■ Problem requirements: Extract every line of the material below and reproduce it faithfully.

[Figure dataset records]
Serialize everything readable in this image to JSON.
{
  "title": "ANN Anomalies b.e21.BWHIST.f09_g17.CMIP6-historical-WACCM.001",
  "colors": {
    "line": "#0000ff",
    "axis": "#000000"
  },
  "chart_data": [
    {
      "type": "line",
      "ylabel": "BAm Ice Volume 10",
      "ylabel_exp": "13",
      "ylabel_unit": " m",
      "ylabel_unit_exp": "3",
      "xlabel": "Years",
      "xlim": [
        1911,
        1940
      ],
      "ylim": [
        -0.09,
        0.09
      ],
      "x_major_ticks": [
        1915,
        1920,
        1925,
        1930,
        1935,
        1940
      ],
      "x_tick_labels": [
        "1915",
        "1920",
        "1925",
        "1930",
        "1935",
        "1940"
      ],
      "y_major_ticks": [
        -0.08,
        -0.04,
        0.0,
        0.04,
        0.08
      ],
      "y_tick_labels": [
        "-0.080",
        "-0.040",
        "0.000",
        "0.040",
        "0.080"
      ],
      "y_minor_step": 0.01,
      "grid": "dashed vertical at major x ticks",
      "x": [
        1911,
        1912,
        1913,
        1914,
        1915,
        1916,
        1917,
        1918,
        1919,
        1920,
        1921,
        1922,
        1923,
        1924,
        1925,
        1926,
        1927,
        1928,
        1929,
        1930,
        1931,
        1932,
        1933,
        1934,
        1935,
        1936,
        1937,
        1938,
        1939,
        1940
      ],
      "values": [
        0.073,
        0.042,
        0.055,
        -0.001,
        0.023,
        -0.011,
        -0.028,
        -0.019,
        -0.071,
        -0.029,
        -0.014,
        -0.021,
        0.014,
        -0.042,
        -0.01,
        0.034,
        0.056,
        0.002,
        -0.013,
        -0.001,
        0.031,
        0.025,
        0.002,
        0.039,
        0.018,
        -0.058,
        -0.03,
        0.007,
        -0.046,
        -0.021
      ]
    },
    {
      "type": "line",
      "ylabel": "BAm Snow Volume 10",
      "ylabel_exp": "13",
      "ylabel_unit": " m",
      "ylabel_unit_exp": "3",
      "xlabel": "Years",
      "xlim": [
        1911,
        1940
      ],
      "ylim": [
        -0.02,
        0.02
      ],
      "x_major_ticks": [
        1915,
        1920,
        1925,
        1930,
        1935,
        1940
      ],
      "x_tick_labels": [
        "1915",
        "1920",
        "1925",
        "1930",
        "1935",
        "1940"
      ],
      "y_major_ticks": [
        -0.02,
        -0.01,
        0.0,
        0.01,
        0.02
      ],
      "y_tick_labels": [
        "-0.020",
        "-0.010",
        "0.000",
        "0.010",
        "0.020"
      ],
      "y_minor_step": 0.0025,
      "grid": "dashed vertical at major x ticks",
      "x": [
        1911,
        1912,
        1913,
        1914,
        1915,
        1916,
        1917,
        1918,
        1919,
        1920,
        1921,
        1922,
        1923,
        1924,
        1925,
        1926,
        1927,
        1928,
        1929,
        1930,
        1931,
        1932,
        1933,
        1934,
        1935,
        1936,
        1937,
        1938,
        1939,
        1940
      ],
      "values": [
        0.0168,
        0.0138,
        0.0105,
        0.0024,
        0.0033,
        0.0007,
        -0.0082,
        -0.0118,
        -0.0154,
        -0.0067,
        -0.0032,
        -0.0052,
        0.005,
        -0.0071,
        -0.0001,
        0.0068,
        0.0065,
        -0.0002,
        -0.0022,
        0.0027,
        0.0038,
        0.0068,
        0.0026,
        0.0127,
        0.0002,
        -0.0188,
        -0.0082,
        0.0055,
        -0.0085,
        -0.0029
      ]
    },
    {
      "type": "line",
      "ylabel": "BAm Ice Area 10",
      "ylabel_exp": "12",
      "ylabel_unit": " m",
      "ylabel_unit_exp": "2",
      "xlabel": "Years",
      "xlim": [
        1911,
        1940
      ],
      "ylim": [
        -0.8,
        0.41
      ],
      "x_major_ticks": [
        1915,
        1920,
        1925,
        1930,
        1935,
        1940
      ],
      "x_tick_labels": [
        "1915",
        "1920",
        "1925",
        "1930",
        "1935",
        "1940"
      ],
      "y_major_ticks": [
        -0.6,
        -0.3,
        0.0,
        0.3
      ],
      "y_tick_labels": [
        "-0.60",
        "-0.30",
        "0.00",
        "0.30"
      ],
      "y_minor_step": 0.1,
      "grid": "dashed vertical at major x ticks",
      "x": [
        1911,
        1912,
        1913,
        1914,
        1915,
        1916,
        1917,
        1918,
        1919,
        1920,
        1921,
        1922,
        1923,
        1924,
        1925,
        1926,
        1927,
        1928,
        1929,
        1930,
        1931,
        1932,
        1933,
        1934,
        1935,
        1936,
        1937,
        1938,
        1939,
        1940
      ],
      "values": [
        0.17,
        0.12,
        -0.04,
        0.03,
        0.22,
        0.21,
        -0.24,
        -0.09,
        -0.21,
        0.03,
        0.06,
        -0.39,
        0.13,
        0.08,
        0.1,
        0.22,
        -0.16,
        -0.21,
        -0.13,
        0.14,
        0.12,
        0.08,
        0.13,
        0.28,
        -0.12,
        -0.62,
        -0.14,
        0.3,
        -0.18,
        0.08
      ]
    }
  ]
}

■ Expected output:
Serialize everything readable in this image to JSON.
{
  "title": "ANN Anomalies b.e21.BWHIST.f09_g17.CMIP6-historical-WACCM.001",
  "colors": {
    "line": "#0000ff",
    "axis": "#000000"
  },
  "chart_data": [
    {
      "type": "line",
      "ylabel": "BAm Ice Volume 10",
      "ylabel_exp": "13",
      "ylabel_unit": " m",
      "ylabel_unit_exp": "3",
      "xlabel": "Years",
      "xlim": [
        1911,
        1940
      ],
      "ylim": [
        -0.09,
        0.09
      ],
      "x_major_ticks": [
        1915,
        1920,
        1925,
        1930,
        1935,
        1940
      ],
      "x_tick_labels": [
        "1915",
        "1920",
        "1925",
        "1930",
        "1935",
        "1940"
      ],
      "y_major_ticks": [
        -0.08,
        -0.04,
        0.0,
        0.04,
        0.08
      ],
      "y_tick_labels": [
        "-0.080",
        "-0.040",
        "0.000",
        "0.040",
        "0.080"
      ],
      "y_minor_step": 0.01,
      "grid": "dashed vertical at major x ticks",
      "x": [
        1911,
        1912,
        1913,
        1914,
        1915,
        1916,
        1917,
        1918,
        1919,
        1920,
        1921,
        1922,
        1923,
        1924,
        1925,
        1926,
        1927,
        1928,
        1929,
        1930,
        1931,
        1932,
        1933,
        1934,
        1935,
        1936,
        1937,
        1938,
        1939,
        1940
      ],
      "values": [
        0.073,
        0.042,
        0.055,
        -0.001,
        0.023,
        -0.011,
        -0.028,
        -0.019,
        -0.071,
        -0.029,
        -0.014,
        -0.021,
        0.014,
        -0.042,
        -0.01,
        0.034,
        0.056,
        0.002,
        -0.013,
        -0.001,
        0.031,
        0.025,
        0.002,
        0.039,
        0.018,
        -0.058,
        -0.03,
        0.007,
        -0.046,
        -0.021
      ]
    },
    {
      "type": "line",
      "ylabel": "BAm Snow Volume 10",
      "ylabel_exp": "13",
      "ylabel_unit": " m",
      "ylabel_unit_exp": "3",
      "xlabel": "Years",
      "xlim": [
        1911,
        1940
      ],
      "ylim": [
        -0.02,
        0.02
      ],
      "x_major_ticks": [
        1915,
        1920,
        1925,
        1930,
        1935,
        1940
      ],
      "x_tick_labels": [
        "1915",
        "1920",
        "1925",
        "1930",
        "1935",
        "1940"
      ],
      "y_major_ticks": [
        -0.02,
        -0.01,
        0.0,
        0.01,
        0.02
      ],
      "y_tick_labels": [
        "-0.020",
        "-0.010",
        "0.000",
        "0.010",
        "0.020"
      ],
      "y_minor_step": 0.0025,
      "grid": "dashed vertical at major x ticks",
      "x": [
        1911,
        1912,
        1913,
        1914,
        1915,
        1916,
        1917,
        1918,
        1919,
        1920,
        1921,
        1922,
        1923,
        1924,
        1925,
        1926,
        1927,
        1928,
        1929,
        1930,
        1931,
        1932,
        1933,
        1934,
        1935,
        1936,
        1937,
        1938,
        1939,
        1940
      ],
      "values": [
        0.0168,
        0.0138,
        0.0105,
        0.0024,
        0.0033,
        0.0007,
        -0.0082,
        -0.0118,
        -0.0154,
        -0.0067,
        -0.0032,
        -0.0052,
        0.005,
        -0.0071,
        -0.0001,
        0.0068,
        0.0065,
        -0.0002,
        -0.0022,
        0.0027,
        0.0038,
        0.0068,
        0.0026,
        0.0127,
        0.0002,
        -0.0188,
        -0.0082,
        0.0055,
        -0.0085,
        -0.0029
      ]
    },
    {
      "type": "line",
      "ylabel": "BAm Ice Area 10",
      "ylabel_exp": "12",
      "ylabel_unit": " m",
      "ylabel_unit_exp": "2",
      "xlabel": "Years",
      "xlim": [
        1911,
        1940
      ],
      "ylim": [
        -0.8,
        0.41
      ],
      "x_major_ticks": [
        1915,
        1920,
        1925,
        1930,
        1935,
        1940
      ],
      "x_tick_labels": [
        "1915",
        "1920",
        "1925",
        "1930",
        "1935",
        "1940"
      ],
      "y_major_ticks": [
        -0.6,
        -0.3,
        0.0,
        0.3
      ],
      "y_tick_labels": [
        "-0.60",
        "-0.30",
        "0.00",
        "0.30"
      ],
      "y_minor_step": 0.1,
      "grid": "dashed vertical at major x ticks",
      "x": [
        1911,
        1912,
        1913,
        1914,
        1915,
        1916,
        1917,
        1918,
        1919,
        1920,
        1921,
        1922,
        1923,
        1924,
        1925,
        1926,
        1927,
        1928,
        1929,
        1930,
        1931,
        1932,
        1933,
        1934,
        1935,
        1936,
        1937,
        1938,
        1939,
        1940
      ],
      "values": [
        0.17,
        0.12,
        -0.04,
        0.03,
        0.22,
        0.21,
        -0.24,
        -0.09,
        -0.21,
        0.03,
        0.06,
        -0.39,
        0.13,
        0.08,
        0.1,
        0.22,
        -0.16,
        -0.21,
        -0.13,
        0.14,
        0.12,
        0.08,
        0.13,
        0.28,
        -0.12,
        -0.62,
        -0.14,
        0.3,
        -0.18,
        0.08
      ]
    }
  ]
}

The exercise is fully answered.